* What you should do: Repeat the records exactly. Every line must match.
================
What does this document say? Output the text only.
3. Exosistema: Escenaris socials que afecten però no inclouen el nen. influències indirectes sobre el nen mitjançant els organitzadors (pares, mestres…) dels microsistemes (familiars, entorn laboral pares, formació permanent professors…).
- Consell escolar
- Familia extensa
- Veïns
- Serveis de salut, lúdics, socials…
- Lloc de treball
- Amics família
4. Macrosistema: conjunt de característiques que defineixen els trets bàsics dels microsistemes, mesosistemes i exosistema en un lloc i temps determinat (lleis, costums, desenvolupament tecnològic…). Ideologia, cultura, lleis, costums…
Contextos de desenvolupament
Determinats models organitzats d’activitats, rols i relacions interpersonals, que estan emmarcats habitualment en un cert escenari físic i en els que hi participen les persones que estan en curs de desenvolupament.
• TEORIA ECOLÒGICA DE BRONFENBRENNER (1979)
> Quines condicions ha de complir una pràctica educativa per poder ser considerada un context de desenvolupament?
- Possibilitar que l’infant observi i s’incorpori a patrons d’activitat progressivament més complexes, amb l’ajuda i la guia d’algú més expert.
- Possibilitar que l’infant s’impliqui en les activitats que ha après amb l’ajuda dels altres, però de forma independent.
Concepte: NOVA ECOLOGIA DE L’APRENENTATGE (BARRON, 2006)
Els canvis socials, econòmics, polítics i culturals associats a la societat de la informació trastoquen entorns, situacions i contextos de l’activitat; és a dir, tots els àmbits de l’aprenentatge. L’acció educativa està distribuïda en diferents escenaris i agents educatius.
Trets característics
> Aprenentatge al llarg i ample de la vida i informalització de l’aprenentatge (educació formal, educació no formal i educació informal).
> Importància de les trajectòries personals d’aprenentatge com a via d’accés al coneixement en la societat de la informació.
================
* Expected answer:
What does this document say? Output the text only.
3. Exosistema: Escenaris socials que afecten però no inclouen el nen. influències indirectes sobre el nen mitjançant els organitzadors (pares, mestres…) dels microsistemes (familiars, entorn laboral pares, formació permanent professors…).
- Consell escolar
- Familia extensa
- Veïns
- Serveis de salut, lúdics, socials…
- Lloc de treball
- Amics família
4. Macrosistema: conjunt de característiques que defineixen els trets bàsics dels microsistemes, mesosistemes i exosistema en un lloc i temps determinat (lleis, costums, desenvolupament tecnològic…). Ideologia, cultura, lleis, costums…
Contextos de desenvolupament
Determinats models organitzats d’activitats, rols i relacions interpersonals, que estan emmarcats habitualment en un cert escenari físic i en els que hi participen les persones que estan en curs de desenvolupament.
• TEORIA ECOLÒGICA DE BRONFENBRENNER (1979)
> Quines condicions ha de complir una pràctica educativa per poder ser considerada un context de desenvolupament?
- Possibilitar que l’infant observi i s’incorpori a patrons d’activitat progressivament més complexes, amb l’ajuda i la guia d’algú més expert.
- Possibilitar que l’infant s’impliqui en les activitats que ha après amb l’ajuda dels altres, però de forma independent.
Concepte: NOVA ECOLOGIA DE L’APRENENTATGE (BARRON, 2006)
Els canvis socials, econòmics, polítics i culturals associats a la societat de la informació trastoquen entorns, situacions i contextos de l’activitat; és a dir, tots els àmbits de l’aprenentatge. L’acció educativa està distribuïda en diferents escenaris i agents educatius.
Trets característics
> Aprenentatge al llarg i ample de la vida i informalització de l’aprenentatge (educació formal, educació no formal i educació informal).
> Importància de les trajectòries personals d’aprenentatge com a via d’accés al coneixement en la societat de la informació.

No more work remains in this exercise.